*** Given records

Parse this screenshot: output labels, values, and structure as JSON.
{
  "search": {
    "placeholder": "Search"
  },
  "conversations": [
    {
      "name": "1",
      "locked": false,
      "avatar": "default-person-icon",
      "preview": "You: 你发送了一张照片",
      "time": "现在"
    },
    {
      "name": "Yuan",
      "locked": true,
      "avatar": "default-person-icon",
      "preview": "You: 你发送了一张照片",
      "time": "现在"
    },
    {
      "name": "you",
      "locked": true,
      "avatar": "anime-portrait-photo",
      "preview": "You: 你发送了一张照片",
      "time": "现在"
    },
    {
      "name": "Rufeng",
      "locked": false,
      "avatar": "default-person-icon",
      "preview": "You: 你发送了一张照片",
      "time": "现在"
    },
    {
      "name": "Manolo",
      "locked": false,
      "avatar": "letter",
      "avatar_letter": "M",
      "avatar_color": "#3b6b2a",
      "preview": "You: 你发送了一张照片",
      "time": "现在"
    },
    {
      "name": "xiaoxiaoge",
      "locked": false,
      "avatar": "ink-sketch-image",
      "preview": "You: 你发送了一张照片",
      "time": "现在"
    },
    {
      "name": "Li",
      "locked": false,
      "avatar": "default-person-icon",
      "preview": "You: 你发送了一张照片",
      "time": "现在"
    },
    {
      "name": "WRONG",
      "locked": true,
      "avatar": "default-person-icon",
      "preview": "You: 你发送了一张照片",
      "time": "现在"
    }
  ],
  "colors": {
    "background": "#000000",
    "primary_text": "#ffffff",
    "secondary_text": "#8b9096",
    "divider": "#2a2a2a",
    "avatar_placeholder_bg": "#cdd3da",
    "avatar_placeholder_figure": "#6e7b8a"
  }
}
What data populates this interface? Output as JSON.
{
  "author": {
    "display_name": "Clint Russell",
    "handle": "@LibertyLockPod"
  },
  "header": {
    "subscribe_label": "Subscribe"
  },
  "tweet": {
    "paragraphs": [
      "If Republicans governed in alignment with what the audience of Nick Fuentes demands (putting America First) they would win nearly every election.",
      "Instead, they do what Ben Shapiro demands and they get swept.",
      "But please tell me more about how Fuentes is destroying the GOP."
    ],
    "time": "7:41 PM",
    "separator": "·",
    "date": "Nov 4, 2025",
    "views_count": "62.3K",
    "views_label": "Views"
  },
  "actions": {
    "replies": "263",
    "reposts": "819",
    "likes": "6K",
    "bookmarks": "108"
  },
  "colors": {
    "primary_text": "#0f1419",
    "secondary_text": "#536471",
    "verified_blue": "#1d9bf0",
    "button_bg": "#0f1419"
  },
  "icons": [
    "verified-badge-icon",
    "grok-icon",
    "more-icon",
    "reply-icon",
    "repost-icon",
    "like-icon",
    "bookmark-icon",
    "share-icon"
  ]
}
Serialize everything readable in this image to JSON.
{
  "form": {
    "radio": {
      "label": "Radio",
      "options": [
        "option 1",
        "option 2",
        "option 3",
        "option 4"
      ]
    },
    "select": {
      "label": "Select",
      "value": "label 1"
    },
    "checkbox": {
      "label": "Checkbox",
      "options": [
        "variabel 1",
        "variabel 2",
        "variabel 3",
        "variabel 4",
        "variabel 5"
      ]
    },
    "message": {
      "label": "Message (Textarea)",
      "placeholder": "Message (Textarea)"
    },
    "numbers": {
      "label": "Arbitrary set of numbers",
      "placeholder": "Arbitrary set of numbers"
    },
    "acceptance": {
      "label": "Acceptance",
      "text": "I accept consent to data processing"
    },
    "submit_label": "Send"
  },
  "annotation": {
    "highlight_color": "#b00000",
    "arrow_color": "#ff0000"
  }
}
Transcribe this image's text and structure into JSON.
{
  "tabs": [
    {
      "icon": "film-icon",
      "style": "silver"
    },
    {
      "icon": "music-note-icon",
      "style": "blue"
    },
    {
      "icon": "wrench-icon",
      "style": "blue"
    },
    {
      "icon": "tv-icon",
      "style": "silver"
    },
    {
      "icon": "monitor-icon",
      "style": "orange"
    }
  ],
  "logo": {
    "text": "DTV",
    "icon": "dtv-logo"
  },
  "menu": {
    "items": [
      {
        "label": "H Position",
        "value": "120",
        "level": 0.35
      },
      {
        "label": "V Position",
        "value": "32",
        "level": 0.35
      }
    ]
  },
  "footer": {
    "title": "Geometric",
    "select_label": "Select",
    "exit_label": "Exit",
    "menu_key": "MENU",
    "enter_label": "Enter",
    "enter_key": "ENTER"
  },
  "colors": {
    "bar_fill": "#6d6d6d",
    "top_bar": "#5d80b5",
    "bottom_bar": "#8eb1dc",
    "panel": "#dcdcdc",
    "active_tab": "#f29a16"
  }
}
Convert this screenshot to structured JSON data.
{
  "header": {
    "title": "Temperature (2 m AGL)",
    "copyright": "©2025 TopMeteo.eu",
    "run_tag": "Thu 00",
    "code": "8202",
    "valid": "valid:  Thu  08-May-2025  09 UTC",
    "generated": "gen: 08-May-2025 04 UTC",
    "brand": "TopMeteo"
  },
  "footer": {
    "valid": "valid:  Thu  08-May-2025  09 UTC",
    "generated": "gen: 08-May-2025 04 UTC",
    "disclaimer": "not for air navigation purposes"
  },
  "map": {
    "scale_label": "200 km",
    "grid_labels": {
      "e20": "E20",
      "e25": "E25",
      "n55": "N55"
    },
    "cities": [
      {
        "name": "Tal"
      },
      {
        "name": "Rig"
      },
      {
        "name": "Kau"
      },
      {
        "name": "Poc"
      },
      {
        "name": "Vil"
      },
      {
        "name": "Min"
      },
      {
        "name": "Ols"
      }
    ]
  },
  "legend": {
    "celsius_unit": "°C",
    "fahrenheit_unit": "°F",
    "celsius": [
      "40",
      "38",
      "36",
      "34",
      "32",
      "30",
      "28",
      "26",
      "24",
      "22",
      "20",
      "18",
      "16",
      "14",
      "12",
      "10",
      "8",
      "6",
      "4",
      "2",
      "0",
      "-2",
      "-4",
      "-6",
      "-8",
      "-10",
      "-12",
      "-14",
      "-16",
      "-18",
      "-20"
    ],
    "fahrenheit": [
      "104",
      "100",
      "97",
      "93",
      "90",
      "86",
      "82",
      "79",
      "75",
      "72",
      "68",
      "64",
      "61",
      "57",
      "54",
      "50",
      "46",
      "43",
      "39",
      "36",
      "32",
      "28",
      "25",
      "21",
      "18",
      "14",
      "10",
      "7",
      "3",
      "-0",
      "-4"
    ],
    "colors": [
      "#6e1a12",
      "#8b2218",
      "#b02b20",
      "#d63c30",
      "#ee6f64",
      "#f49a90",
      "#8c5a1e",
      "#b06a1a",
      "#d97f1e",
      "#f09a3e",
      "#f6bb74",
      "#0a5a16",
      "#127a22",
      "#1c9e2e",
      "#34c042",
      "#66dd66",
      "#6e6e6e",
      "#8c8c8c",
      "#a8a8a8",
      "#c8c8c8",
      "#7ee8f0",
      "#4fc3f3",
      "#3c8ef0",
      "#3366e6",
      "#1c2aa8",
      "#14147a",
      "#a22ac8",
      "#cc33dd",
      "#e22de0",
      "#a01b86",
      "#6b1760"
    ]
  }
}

******

Problem to solve :: Copy out every line that includes the word "TopMeteo".

Result of the exercise ::
    "copyright": "©2025 TopMeteo.eu",
    "brand": "TopMeteo"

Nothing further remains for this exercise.